### WHAT THIS TASK INVOLVES
Find each line in the records below that contains the string "dryer", and copy every such line.

◆ ◆ ◆ ◆

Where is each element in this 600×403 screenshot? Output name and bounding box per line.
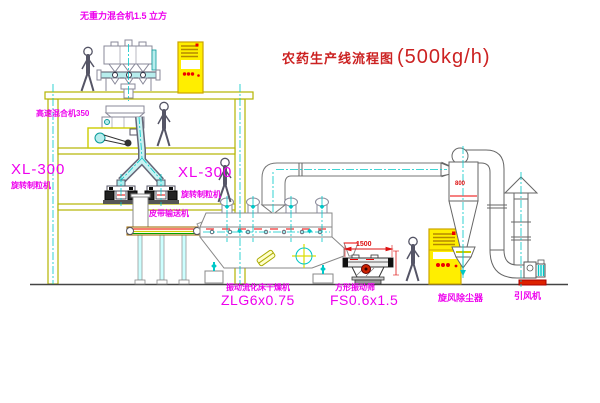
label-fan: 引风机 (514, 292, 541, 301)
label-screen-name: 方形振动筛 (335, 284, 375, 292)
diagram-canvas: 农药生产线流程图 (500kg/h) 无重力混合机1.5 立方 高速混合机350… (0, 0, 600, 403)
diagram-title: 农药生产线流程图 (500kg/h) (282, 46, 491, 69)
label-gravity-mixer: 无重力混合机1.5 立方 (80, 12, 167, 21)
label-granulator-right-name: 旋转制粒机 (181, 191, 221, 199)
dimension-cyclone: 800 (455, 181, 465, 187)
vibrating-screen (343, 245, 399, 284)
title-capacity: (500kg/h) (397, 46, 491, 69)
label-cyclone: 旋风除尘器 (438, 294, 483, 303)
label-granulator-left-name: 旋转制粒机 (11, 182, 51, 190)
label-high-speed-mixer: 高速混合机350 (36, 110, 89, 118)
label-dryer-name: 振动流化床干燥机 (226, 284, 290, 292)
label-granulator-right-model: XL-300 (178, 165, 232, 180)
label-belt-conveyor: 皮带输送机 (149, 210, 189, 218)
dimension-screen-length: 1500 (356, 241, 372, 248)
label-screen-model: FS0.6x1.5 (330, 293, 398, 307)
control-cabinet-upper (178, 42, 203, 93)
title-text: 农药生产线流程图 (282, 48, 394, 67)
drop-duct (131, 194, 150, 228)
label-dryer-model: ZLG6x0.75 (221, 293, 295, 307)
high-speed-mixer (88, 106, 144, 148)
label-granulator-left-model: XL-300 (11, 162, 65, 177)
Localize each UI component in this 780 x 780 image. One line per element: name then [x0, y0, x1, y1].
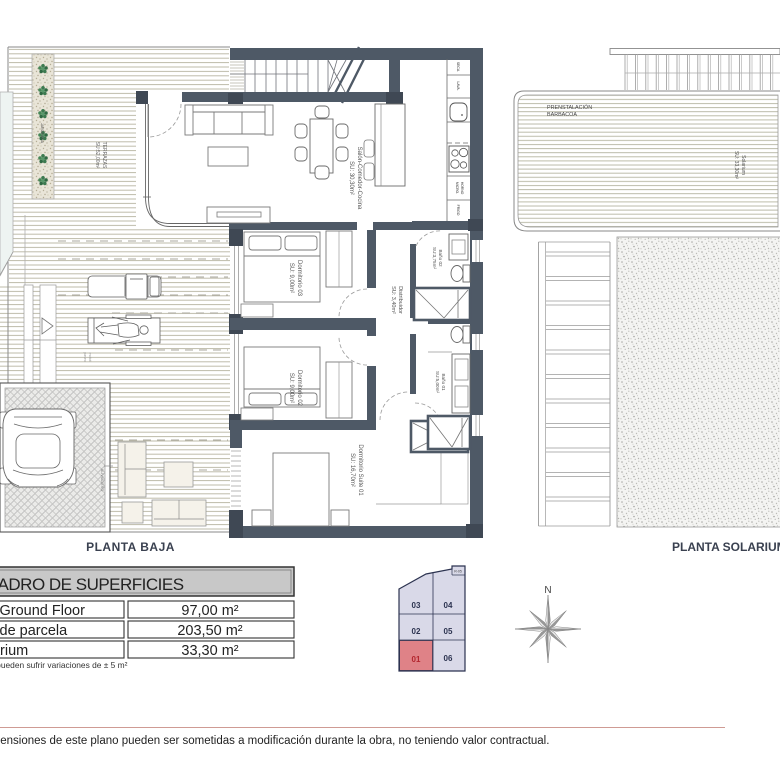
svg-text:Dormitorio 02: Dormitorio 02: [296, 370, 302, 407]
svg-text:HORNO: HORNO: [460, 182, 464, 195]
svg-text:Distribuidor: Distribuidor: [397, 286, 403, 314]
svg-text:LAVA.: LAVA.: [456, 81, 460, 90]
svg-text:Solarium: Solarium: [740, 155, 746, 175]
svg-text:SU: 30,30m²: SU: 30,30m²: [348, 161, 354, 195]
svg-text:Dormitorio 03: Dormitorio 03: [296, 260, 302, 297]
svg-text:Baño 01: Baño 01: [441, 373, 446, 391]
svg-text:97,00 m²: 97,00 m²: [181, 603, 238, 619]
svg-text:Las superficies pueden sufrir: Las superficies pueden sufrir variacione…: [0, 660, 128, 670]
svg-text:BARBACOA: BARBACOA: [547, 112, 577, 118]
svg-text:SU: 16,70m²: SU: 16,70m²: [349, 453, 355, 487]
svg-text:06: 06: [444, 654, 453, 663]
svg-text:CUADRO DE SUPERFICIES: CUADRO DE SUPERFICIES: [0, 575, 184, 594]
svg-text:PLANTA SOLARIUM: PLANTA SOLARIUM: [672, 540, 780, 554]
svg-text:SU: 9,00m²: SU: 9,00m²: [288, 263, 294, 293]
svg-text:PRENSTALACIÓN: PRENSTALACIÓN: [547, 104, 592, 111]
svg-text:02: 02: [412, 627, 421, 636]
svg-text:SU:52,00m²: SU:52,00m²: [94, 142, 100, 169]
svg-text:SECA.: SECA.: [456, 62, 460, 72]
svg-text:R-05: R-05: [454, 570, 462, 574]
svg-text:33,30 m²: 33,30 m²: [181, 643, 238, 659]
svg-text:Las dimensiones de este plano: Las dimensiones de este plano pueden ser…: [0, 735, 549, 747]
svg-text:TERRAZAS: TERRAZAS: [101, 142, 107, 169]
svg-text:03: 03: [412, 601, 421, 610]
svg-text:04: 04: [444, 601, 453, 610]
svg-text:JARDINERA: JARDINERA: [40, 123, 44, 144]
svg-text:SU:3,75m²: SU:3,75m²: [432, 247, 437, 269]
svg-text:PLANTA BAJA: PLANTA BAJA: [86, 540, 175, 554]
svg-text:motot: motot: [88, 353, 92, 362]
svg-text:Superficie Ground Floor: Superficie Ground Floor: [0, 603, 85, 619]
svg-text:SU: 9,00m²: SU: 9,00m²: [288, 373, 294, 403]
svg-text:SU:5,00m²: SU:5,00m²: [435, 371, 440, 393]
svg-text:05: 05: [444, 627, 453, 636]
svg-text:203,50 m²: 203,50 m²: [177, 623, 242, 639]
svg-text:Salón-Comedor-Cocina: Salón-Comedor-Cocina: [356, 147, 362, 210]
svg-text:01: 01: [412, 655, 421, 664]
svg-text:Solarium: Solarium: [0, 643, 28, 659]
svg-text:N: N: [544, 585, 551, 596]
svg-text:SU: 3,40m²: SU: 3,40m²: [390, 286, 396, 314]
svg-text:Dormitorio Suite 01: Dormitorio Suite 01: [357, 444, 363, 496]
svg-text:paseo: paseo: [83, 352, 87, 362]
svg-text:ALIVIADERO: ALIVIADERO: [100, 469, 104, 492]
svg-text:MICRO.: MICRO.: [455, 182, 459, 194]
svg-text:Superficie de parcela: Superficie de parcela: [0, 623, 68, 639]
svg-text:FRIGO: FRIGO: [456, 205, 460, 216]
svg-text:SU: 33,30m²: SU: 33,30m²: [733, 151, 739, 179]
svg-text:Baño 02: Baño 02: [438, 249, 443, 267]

◆ ◆ ◆ ◆

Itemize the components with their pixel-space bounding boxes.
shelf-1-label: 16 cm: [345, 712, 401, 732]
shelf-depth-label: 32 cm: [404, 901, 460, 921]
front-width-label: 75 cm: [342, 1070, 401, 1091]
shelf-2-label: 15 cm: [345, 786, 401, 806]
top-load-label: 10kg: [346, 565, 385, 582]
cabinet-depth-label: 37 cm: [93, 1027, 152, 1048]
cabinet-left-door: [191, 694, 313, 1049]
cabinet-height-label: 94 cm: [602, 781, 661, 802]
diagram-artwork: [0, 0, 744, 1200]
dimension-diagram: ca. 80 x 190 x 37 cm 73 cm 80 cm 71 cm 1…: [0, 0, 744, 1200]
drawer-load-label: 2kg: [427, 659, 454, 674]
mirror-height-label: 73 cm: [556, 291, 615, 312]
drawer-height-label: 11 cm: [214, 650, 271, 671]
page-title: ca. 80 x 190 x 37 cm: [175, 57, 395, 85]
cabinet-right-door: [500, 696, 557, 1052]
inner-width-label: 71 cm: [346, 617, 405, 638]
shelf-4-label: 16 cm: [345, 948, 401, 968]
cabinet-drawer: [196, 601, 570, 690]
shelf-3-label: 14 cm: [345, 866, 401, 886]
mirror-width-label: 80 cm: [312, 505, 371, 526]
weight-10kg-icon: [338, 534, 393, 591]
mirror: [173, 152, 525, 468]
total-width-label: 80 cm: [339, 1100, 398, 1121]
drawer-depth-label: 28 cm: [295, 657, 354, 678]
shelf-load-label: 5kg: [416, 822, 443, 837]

◆ ◆ ◆ ◆

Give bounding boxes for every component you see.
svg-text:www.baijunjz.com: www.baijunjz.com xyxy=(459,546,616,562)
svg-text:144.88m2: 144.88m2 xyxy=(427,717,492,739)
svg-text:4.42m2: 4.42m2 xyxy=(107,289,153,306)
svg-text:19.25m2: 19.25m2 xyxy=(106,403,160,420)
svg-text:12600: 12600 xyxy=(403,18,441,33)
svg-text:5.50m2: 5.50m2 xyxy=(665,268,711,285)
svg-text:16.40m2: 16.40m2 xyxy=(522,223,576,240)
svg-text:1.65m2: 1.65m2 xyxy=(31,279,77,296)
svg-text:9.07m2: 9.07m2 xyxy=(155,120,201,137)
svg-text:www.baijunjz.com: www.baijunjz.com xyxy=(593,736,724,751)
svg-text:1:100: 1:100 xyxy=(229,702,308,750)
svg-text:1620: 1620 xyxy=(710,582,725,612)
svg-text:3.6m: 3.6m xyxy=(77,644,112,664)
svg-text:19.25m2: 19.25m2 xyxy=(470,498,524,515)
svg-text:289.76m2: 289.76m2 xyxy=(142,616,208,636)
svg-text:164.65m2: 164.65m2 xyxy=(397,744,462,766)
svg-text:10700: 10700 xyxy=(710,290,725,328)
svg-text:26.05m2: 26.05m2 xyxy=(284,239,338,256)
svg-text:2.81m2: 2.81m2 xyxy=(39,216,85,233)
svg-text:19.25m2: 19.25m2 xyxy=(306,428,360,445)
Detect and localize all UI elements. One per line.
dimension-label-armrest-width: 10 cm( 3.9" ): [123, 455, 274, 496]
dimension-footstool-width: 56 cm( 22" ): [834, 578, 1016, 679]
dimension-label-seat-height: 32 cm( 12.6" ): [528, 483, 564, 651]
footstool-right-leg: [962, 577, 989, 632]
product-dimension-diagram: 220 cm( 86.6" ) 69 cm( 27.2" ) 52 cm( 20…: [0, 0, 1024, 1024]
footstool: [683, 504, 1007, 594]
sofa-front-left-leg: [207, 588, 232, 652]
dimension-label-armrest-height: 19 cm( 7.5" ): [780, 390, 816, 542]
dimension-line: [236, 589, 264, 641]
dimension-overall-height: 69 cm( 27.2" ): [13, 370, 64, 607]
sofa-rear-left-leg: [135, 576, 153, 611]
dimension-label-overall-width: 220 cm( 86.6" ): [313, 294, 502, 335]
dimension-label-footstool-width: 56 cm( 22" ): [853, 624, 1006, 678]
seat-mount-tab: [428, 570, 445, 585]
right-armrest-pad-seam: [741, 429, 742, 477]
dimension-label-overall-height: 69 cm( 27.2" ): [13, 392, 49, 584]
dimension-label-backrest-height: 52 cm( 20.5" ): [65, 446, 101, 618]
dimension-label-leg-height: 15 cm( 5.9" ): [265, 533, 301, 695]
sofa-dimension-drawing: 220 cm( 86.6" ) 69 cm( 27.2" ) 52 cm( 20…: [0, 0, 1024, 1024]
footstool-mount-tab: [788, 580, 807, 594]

◆ ◆ ◆ ◆

### REPLY TO THE EXERCISE
label-dryer-name: 振动流化床干燥机 (226, 284, 290, 292)
label-dryer-model: ZLG6x0.75 (221, 293, 295, 307)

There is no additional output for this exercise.